(Collected data)
----------
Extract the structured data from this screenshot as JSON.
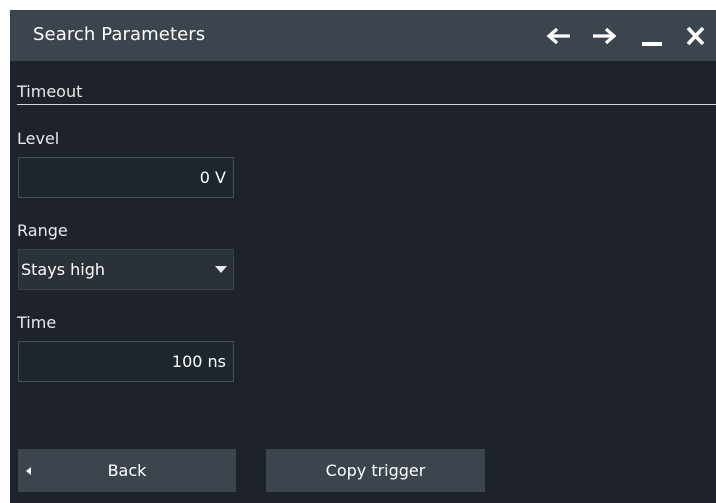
{
  "dialog": {
    "title": "Search Parameters",
    "controls": {
      "back_icon": "arrow-left-icon",
      "forward_icon": "arrow-right-icon",
      "minimize_icon": "minimize-icon",
      "close_icon": "close-icon"
    }
  },
  "section": {
    "title": "Timeout"
  },
  "fields": {
    "level": {
      "label": "Level",
      "value": "0 V"
    },
    "range": {
      "label": "Range",
      "value": "Stays high"
    },
    "time": {
      "label": "Time",
      "value": "100 ns"
    }
  },
  "buttons": {
    "back_label": "Back",
    "copy_trigger_label": "Copy trigger"
  },
  "colors": {
    "dialog_background": "#1d2329",
    "titlebar_background": "#3c454d",
    "button_background": "#3c454d",
    "text": "#e6eaee"
  }
}
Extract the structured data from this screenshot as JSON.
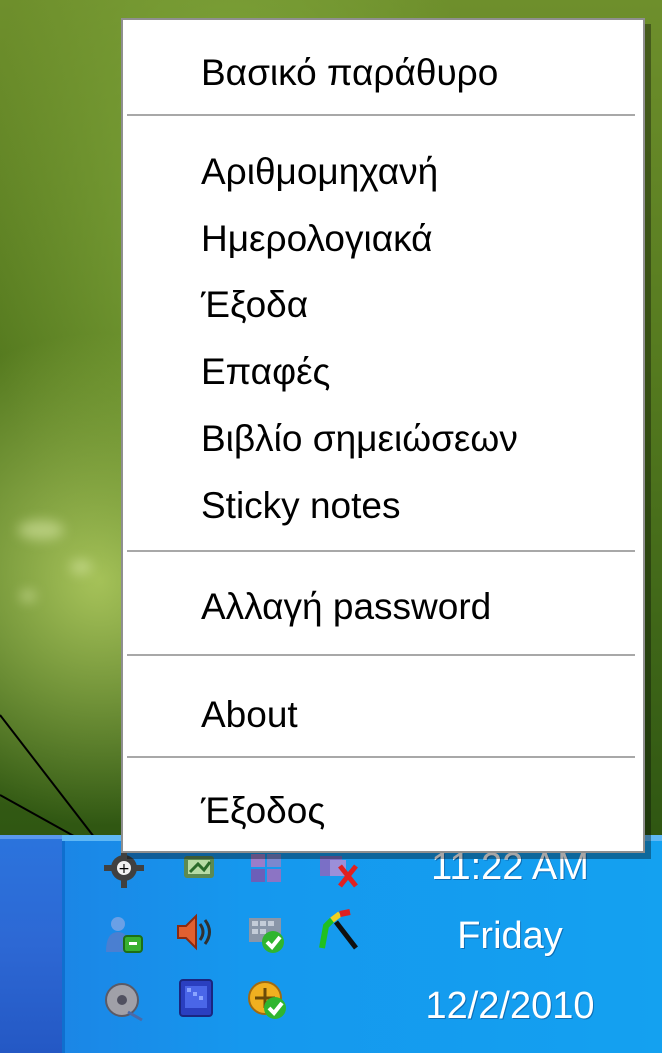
{
  "menu": {
    "items": [
      {
        "label": "Βασικό παράθυρο"
      },
      {
        "label": "Αριθμομηχανή"
      },
      {
        "label": "Ημερολογιακά"
      },
      {
        "label": "Έξοδα"
      },
      {
        "label": "Επαφές"
      },
      {
        "label": "Βιβλίο σημειώσεων"
      },
      {
        "label": "Sticky notes"
      },
      {
        "label": "Αλλαγή password"
      },
      {
        "label": "About"
      },
      {
        "label": "Έξοδος"
      }
    ]
  },
  "tray": {
    "time": "11:22 AM",
    "day": "Friday",
    "date": "12/2/2010",
    "icons": [
      "gear-app-icon",
      "network-monitor-icon",
      "windows-flag-icon",
      "disconnected-network-icon",
      "messenger-user-icon",
      "volume-speaker-icon",
      "security-center-shield-icon",
      "colorful-pen-icon",
      "cd-drive-icon",
      "display-settings-icon",
      "update-check-icon"
    ]
  },
  "colors": {
    "taskbar": "#1598ee",
    "menu_bg": "#ffffff",
    "separator": "#a8a8a8"
  }
}
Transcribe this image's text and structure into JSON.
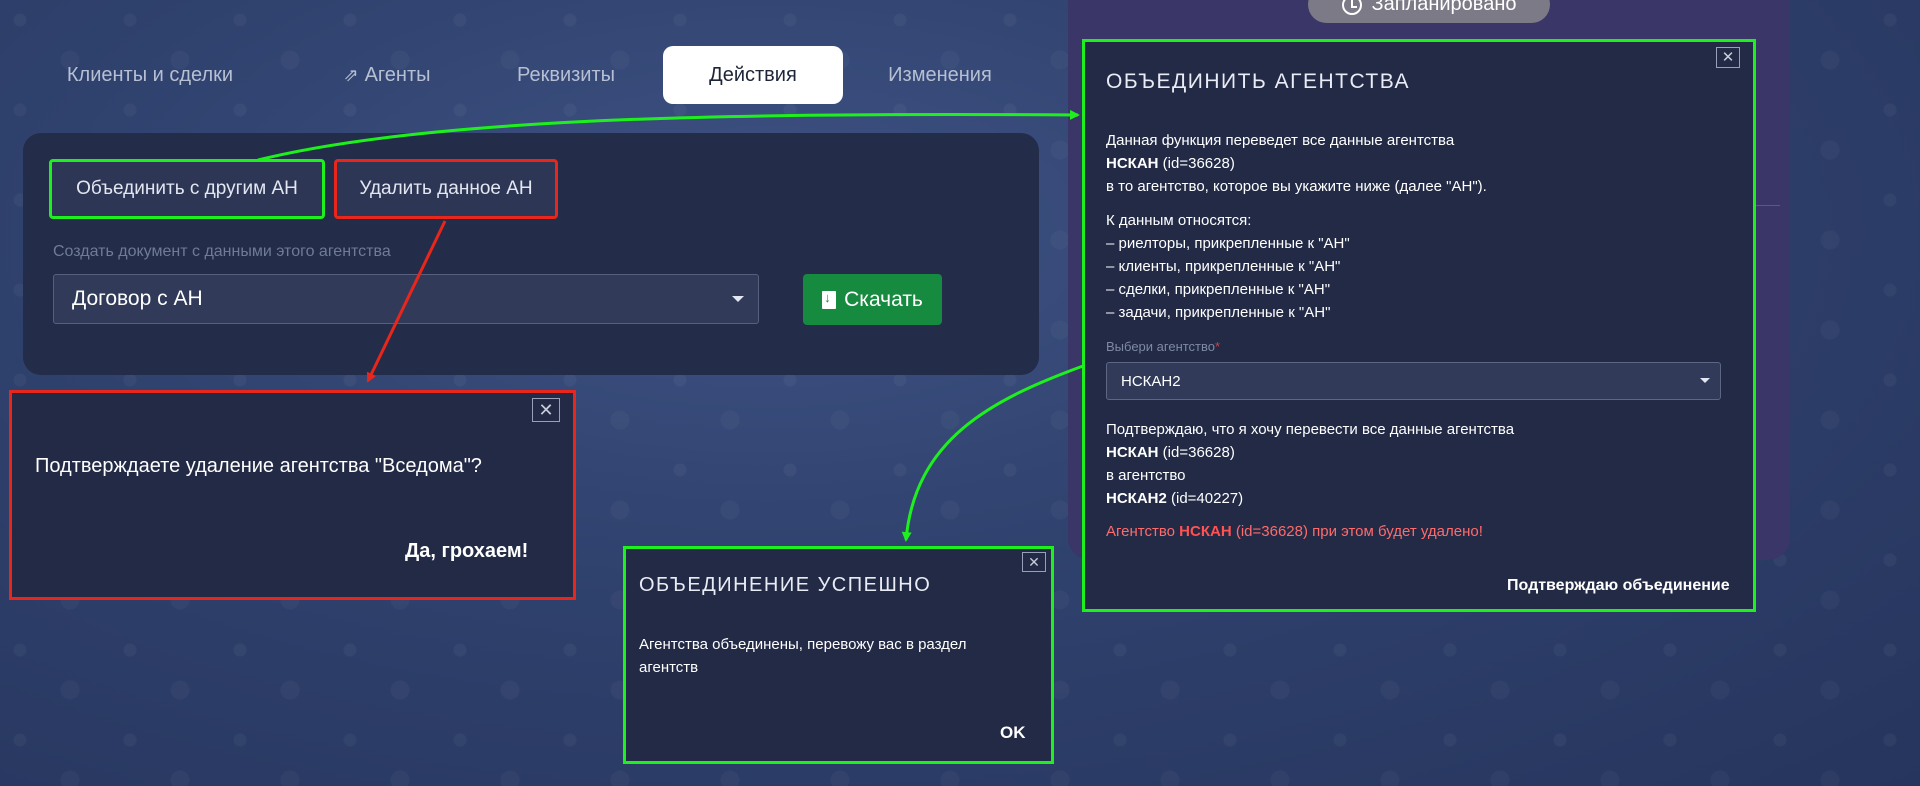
{
  "status_badge": "Запланировано",
  "tabs": [
    {
      "label": "Клиенты и сделки"
    },
    {
      "label": "Агенты"
    },
    {
      "label": "Реквизиты"
    },
    {
      "label": "Действия"
    },
    {
      "label": "Изменения"
    }
  ],
  "actions": {
    "merge_button": "Объединить с другим АН",
    "delete_button": "Удалить данное АН",
    "doc_label": "Создать документ с данными этого агентства",
    "doc_select_value": "Договор с АН",
    "download_button": "Скачать"
  },
  "delete_modal": {
    "question": "Подтверждаете удаление агентства \"Вседома\"?",
    "confirm": "Да, грохаем!"
  },
  "merge_modal": {
    "title": "ОБЪЕДИНИТЬ АГЕНТСТВА",
    "intro_line1": "Данная функция переведет все данные агентства",
    "agency_name": "НСКАН",
    "agency_id": "(id=36628)",
    "intro_line3": "в то агентство, которое вы укажите ниже (далее \"АН\").",
    "includes_heading": "К данным относятся:",
    "includes": [
      "– риелторы, прикрепленные к \"АН\"",
      "– клиенты, прикрепленные к \"АН\"",
      "– сделки, прикрепленные к \"АН\"",
      "– задачи, прикрепленные к \"АН\""
    ],
    "select_label": "Выбери агентство",
    "select_required": "*",
    "select_value": "НСКАН2",
    "confirm_line1": "Подтверждаю, что я хочу перевести все данные агентства",
    "confirm_agency": "НСКАН",
    "confirm_agency_id": "(id=36628)",
    "confirm_to": "в агентство",
    "target_agency": "НСКАН2",
    "target_agency_id": "(id=40227)",
    "warning_prefix": "Агентство",
    "warning_name": "НСКАН",
    "warning_suffix": "(id=36628) при этом будет удалено!",
    "confirm_button": "Подтверждаю объединение"
  },
  "success_modal": {
    "title": "ОБЪЕДИНЕНИЕ УСПЕШНО",
    "message": "Агентства объединены, перевожу вас в раздел агентств",
    "ok": "OK"
  },
  "colors": {
    "highlight_green": "#1ef01e",
    "highlight_red": "#e8261b",
    "download_green": "#168a3f",
    "warning_red": "#ff6b6b"
  }
}
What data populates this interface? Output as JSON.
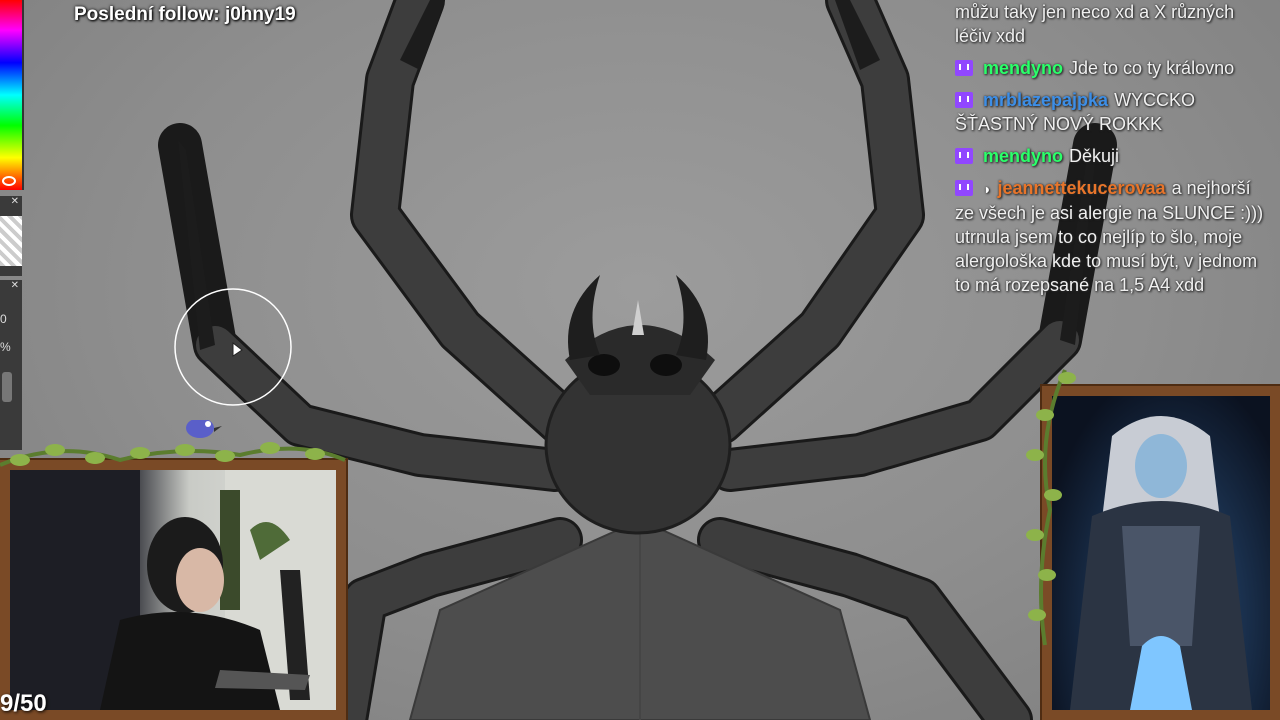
{
  "overlay": {
    "follow_text": "Poslední follow: j0hny19",
    "counter": "9/50"
  },
  "chat": [
    {
      "user": "",
      "user_color": "#ffffff",
      "text": "můžu taky jen neco xd a X různých léčiv xdd",
      "badge": false
    },
    {
      "user": "mendyno",
      "user_color": "#2bff6a",
      "text": "Jde to co ty královno",
      "badge": true
    },
    {
      "user": "mrblazepajpka",
      "user_color": "#3d8ee6",
      "text": "WYCCKO ŠŤASTNÝ NOVÝ ROKKK",
      "badge": true
    },
    {
      "user": "mendyno",
      "user_color": "#2bff6a",
      "text": "Děkuji",
      "badge": true
    },
    {
      "user": "jeannettekucerovaa",
      "user_color": "#e8752a",
      "text": "a nejhorší ze všech je asi alergie na SLUNCE :))) utrnula jsem to co nejlíp to šlo, moje alergološka kde to musí být, v jednom to má rozepsané na 1,5 A4 xdd",
      "badge": true,
      "extra_icon": "half-circle-icon"
    }
  ],
  "tool_panel": {
    "zoom_value": "0",
    "percent_label": "%"
  },
  "colors": {
    "frame": "#7a4a26",
    "twitch_badge": "#9147ff",
    "canvas": "#8e8e8e",
    "spider": "#2e2e2e"
  }
}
----------
* _Aim_: Any pictures should be dropped; transcribe the rest of the records above exactly.

* _Output_:
Extract the structured data from this screenshot as JSON.
{
  "dialog": {
    "title": "Search Parameters",
    "controls": {
      "back_icon": "arrow-left-icon",
      "forward_icon": "arrow-right-icon",
      "minimize_icon": "minimize-icon",
      "close_icon": "close-icon"
    }
  },
  "section": {
    "title": "Timeout"
  },
  "fields": {
    "level": {
      "label": "Level",
      "value": "0 V"
    },
    "range": {
      "label": "Range",
      "value": "Stays high"
    },
    "time": {
      "label": "Time",
      "value": "100 ns"
    }
  },
  "buttons": {
    "back_label": "Back",
    "copy_trigger_label": "Copy trigger"
  },
  "colors": {
    "dialog_background": "#1d2329",
    "titlebar_background": "#3c454d",
    "button_background": "#3c454d",
    "text": "#e6eaee"
  }
}
Extract the structured data from this screenshot as JSON.
{
  "menu": {
    "items": [
      {
        "label": "Βασικό παράθυρο"
      },
      {
        "label": "Αριθμομηχανή"
      },
      {
        "label": "Ημερολογιακά"
      },
      {
        "label": "Έξοδα"
      },
      {
        "label": "Επαφές"
      },
      {
        "label": "Βιβλίο σημειώσεων"
      },
      {
        "label": "Sticky notes"
      },
      {
        "label": "Αλλαγή password"
      },
      {
        "label": "About"
      },
      {
        "label": "Έξοδος"
      }
    ]
  },
  "tray": {
    "time": "11:22 AM",
    "day": "Friday",
    "date": "12/2/2010",
    "icons": [
      "gear-app-icon",
      "network-monitor-icon",
      "windows-flag-icon",
      "disconnected-network-icon",
      "messenger-user-icon",
      "volume-speaker-icon",
      "security-center-shield-icon",
      "colorful-pen-icon",
      "cd-drive-icon",
      "display-settings-icon",
      "update-check-icon"
    ]
  },
  "colors": {
    "taskbar": "#1598ee",
    "menu_bg": "#ffffff",
    "separator": "#a8a8a8"
  }
}
Transcribe this image's text and structure into JSON.
{
  "status_badge": "Запланировано",
  "tabs": [
    {
      "label": "Клиенты и сделки"
    },
    {
      "label": "Агенты"
    },
    {
      "label": "Реквизиты"
    },
    {
      "label": "Действия"
    },
    {
      "label": "Изменения"
    }
  ],
  "actions": {
    "merge_button": "Объединить с другим АН",
    "delete_button": "Удалить данное АН",
    "doc_label": "Создать документ с данными этого агентства",
    "doc_select_value": "Договор с АН",
    "download_button": "Скачать"
  },
  "delete_modal": {
    "question": "Подтверждаете удаление агентства \"Вседома\"?",
    "confirm": "Да, грохаем!"
  },
  "merge_modal": {
    "title": "ОБЪЕДИНИТЬ АГЕНТСТВА",
    "intro_line1": "Данная функция переведет все данные агентства",
    "agency_name": "НСКАН",
    "agency_id": "(id=36628)",
    "intro_line3": "в то агентство, которое вы укажите ниже (далее \"АН\").",
    "includes_heading": "К данным относятся:",
    "includes": [
      "– риелторы, прикрепленные к \"АН\"",
      "– клиенты, прикрепленные к \"АН\"",
      "– сделки, прикрепленные к \"АН\"",
      "– задачи, прикрепленные к \"АН\""
    ],
    "select_label": "Выбери агентство",
    "select_required": "*",
    "select_value": "НСКАН2",
    "confirm_line1": "Подтверждаю, что я хочу перевести все данные агентства",
    "confirm_agency": "НСКАН",
    "confirm_agency_id": "(id=36628)",
    "confirm_to": "в агентство",
    "target_agency": "НСКАН2",
    "target_agency_id": "(id=40227)",
    "warning_prefix": "Агентство",
    "warning_name": "НСКАН",
    "warning_suffix": "(id=36628) при этом будет удалено!",
    "confirm_button": "Подтверждаю объединение"
  },
  "success_modal": {
    "title": "ОБЪЕДИНЕНИЕ УСПЕШНО",
    "message": "Агентства объединены, перевожу вас в раздел агентств",
    "ok": "OK"
  },
  "colors": {
    "highlight_green": "#1ef01e",
    "highlight_red": "#e8261b",
    "download_green": "#168a3f",
    "warning_red": "#ff6b6b"
  }
}
What data populates this interface? Output as JSON.
{
  "overlay": {
    "follow_text": "Poslední follow: j0hny19",
    "counter": "9/50"
  },
  "chat": [
    {
      "user": "",
      "user_color": "#ffffff",
      "text": "můžu taky jen neco xd a X různých léčiv xdd",
      "badge": false
    },
    {
      "user": "mendyno",
      "user_color": "#2bff6a",
      "text": "Jde to co ty královno",
      "badge": true
    },
    {
      "user": "mrblazepajpka",
      "user_color": "#3d8ee6",
      "text": "WYCCKO ŠŤASTNÝ NOVÝ ROKKK",
      "badge": true
    },
    {
      "user": "mendyno",
      "user_color": "#2bff6a",
      "text": "Děkuji",
      "badge": true
    },
    {
      "user": "jeannettekucerovaa",
      "user_color": "#e8752a",
      "text": "a nejhorší ze všech je asi alergie na SLUNCE :))) utrnula jsem to co nejlíp to šlo, moje alergološka kde to musí být, v jednom to má rozepsané na 1,5 A4 xdd",
      "badge": true,
      "extra_icon": "half-circle-icon"
    }
  ],
  "tool_panel": {
    "zoom_value": "0",
    "percent_label": "%"
  },
  "colors": {
    "frame": "#7a4a26",
    "twitch_badge": "#9147ff",
    "canvas": "#8e8e8e",
    "spider": "#2e2e2e"
  }
}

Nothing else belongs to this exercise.